• WHAT IS BEING ASKED
Copy the entries below exactly. Images do not belong in the copy.

# Start of DATA

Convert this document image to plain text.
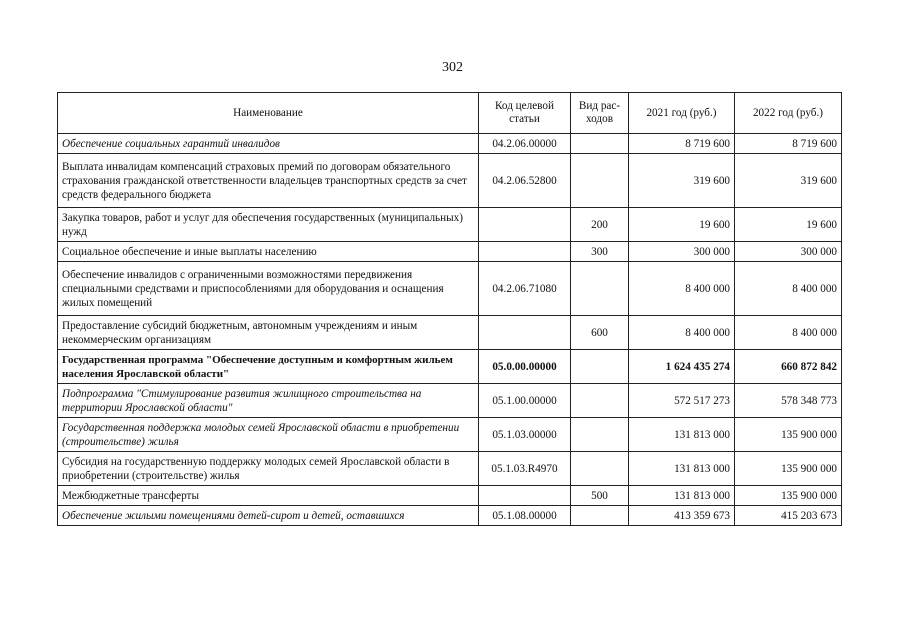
302
Наименование	Код целевой статьи	Вид рас-ходов	2021 год (руб.)	2022 год (руб.)
Обеспечение социальных гарантий инвалидов	04.2.06.00000		8 719 600	8 719 600
Выплата инвалидам компенсаций страховых премий по договорам обязательного страхования гражданской ответственности владельцев транспортных средств за счет средств федерального бюджета	04.2.06.52800		319 600	319 600
Закупка товаров, работ и услуг для обеспечения государственных (муниципальных) нужд		200	19 600	19 600
Социальное обеспечение и иные выплаты населению		300	300 000	300 000
Обеспечение инвалидов с ограниченными возможностями передвижения специальными средствами и приспособлениями для оборудования и оснащения жилых помещений	04.2.06.71080		8 400 000	8 400 000
Предоставление субсидий бюджетным, автономным учреждениям и иным некоммерческим организациям		600	8 400 000	8 400 000
Государственная программа "Обеспечение доступным и комфортным жильем населения Ярославской области"	05.0.00.00000		1 624 435 274	660 872 842
Подпрограмма "Стимулирование развития жилищного строительства на территории Ярославской области"	05.1.00.00000		572 517 273	578 348 773
Государственная поддержка молодых семей Ярославской области в приобретении (строительстве) жилья	05.1.03.00000		131 813 000	135 900 000
Субсидия на государственную поддержку молодых семей Ярославской области в приобретении (строительстве) жилья	05.1.03.R4970		131 813 000	135 900 000
Межбюджетные трансферты		500	131 813 000	135 900 000
Обеспечение жилыми помещениями детей-сирот и детей, оставшихся	05.1.08.00000		413 359 673	415 203 673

# End of DATA

• EXERCISE RESPONSE
Convert this document image to plain text.
302
Наименование	Код целевой статьи	Вид рас-ходов	2021 год (руб.)	2022 год (руб.)
Обеспечение социальных гарантий инвалидов	04.2.06.00000		8 719 600	8 719 600
Выплата инвалидам компенсаций страховых премий по договорам обязательного страхования гражданской ответственности владельцев транспортных средств за счет средств федерального бюджета	04.2.06.52800		319 600	319 600
Закупка товаров, работ и услуг для обеспечения государственных (муниципальных) нужд		200	19 600	19 600
Социальное обеспечение и иные выплаты населению		300	300 000	300 000
Обеспечение инвалидов с ограниченными возможностями передвижения специальными средствами и приспособлениями для оборудования и оснащения жилых помещений	04.2.06.71080		8 400 000	8 400 000
Предоставление субсидий бюджетным, автономным учреждениям и иным некоммерческим организациям		600	8 400 000	8 400 000
Государственная программа "Обеспечение доступным и комфортным жильем населения Ярославской области"	05.0.00.00000		1 624 435 274	660 872 842
Подпрограмма "Стимулирование развития жилищного строительства на территории Ярославской области"	05.1.00.00000		572 517 273	578 348 773
Государственная поддержка молодых семей Ярославской области в приобретении (строительстве) жилья	05.1.03.00000		131 813 000	135 900 000
Субсидия на государственную поддержку молодых семей Ярославской области в приобретении (строительстве) жилья	05.1.03.R4970		131 813 000	135 900 000
Межбюджетные трансферты		500	131 813 000	135 900 000
Обеспечение жилыми помещениями детей-сирот и детей, оставшихся	05.1.08.00000		413 359 673	415 203 673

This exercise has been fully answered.